Give an exact transcription of every line, dropping the images.

Extracted records:
========

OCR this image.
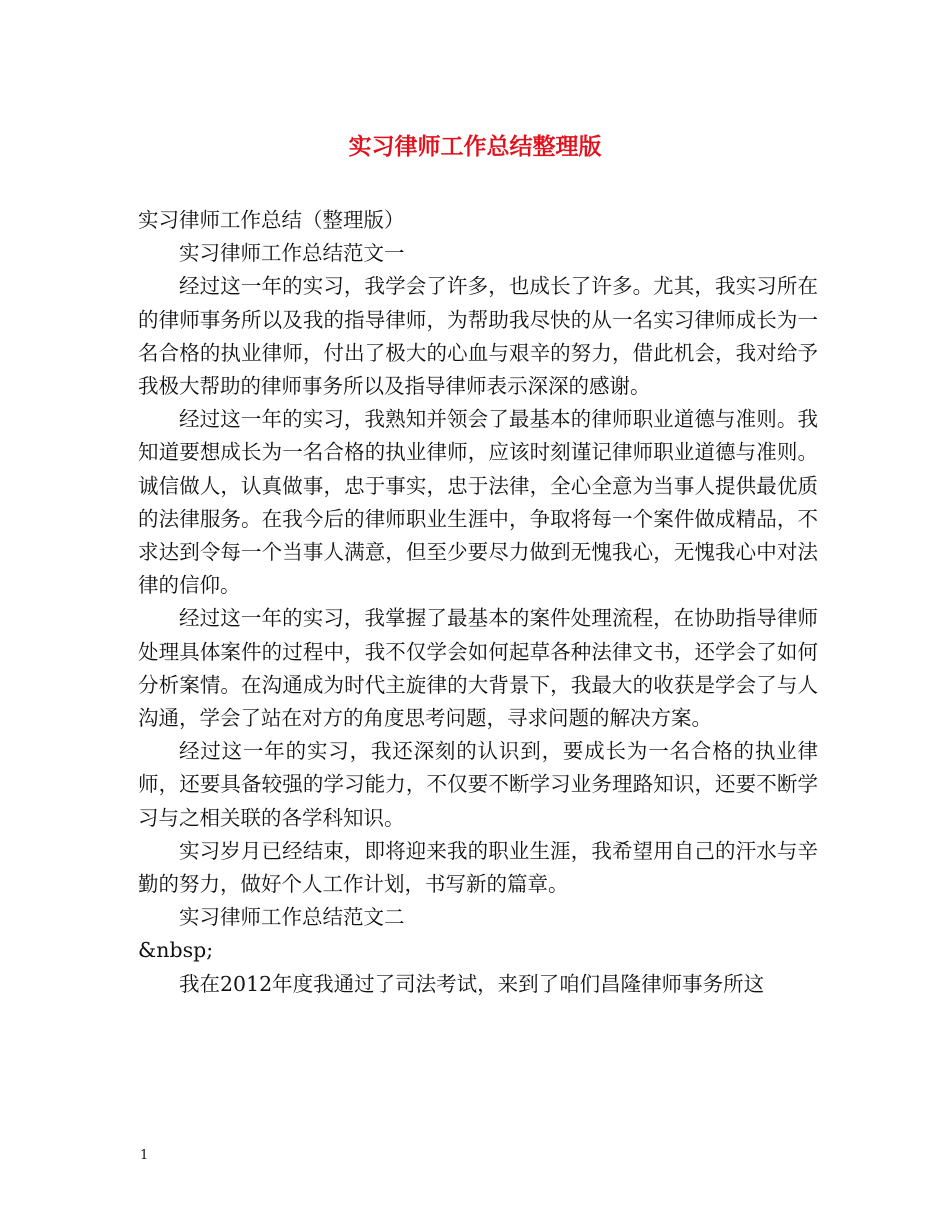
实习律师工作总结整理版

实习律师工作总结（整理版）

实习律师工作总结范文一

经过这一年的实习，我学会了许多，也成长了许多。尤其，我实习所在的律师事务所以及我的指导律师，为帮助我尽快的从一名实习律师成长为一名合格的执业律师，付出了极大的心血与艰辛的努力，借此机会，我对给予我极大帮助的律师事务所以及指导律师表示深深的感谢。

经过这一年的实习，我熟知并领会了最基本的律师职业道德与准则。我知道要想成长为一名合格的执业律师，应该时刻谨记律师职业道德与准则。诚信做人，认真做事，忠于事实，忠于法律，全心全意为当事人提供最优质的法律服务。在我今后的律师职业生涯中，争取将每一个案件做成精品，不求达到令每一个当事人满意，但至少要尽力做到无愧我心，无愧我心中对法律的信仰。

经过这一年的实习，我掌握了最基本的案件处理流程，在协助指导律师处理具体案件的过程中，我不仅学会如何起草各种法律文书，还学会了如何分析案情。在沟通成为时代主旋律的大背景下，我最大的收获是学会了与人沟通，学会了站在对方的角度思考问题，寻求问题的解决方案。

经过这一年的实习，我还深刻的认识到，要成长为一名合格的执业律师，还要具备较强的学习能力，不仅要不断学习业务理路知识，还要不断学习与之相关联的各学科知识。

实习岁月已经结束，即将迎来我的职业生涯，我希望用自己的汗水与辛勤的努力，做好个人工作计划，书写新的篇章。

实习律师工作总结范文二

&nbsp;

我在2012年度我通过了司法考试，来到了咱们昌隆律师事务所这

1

========

RESULT OF THE TASK:
OCR this image.
实习律师工作总结整理版

实习律师工作总结（整理版）

实习律师工作总结范文一

经过这一年的实习，我学会了许多，也成长了许多。尤其，我实习所在的律师事务所以及我的指导律师，为帮助我尽快的从一名实习律师成长为一名合格的执业律师，付出了极大的心血与艰辛的努力，借此机会，我对给予我极大帮助的律师事务所以及指导律师表示深深的感谢。

经过这一年的实习，我熟知并领会了最基本的律师职业道德与准则。我知道要想成长为一名合格的执业律师，应该时刻谨记律师职业道德与准则。诚信做人，认真做事，忠于事实，忠于法律，全心全意为当事人提供最优质的法律服务。在我今后的律师职业生涯中，争取将每一个案件做成精品，不求达到令每一个当事人满意，但至少要尽力做到无愧我心，无愧我心中对法律的信仰。

经过这一年的实习，我掌握了最基本的案件处理流程，在协助指导律师处理具体案件的过程中，我不仅学会如何起草各种法律文书，还学会了如何分析案情。在沟通成为时代主旋律的大背景下，我最大的收获是学会了与人沟通，学会了站在对方的角度思考问题，寻求问题的解决方案。

经过这一年的实习，我还深刻的认识到，要成长为一名合格的执业律师，还要具备较强的学习能力，不仅要不断学习业务理路知识，还要不断学习与之相关联的各学科知识。

实习岁月已经结束，即将迎来我的职业生涯，我希望用自己的汗水与辛勤的努力，做好个人工作计划，书写新的篇章。

实习律师工作总结范文二

&nbsp;

我在2012年度我通过了司法考试，来到了咱们昌隆律师事务所这

1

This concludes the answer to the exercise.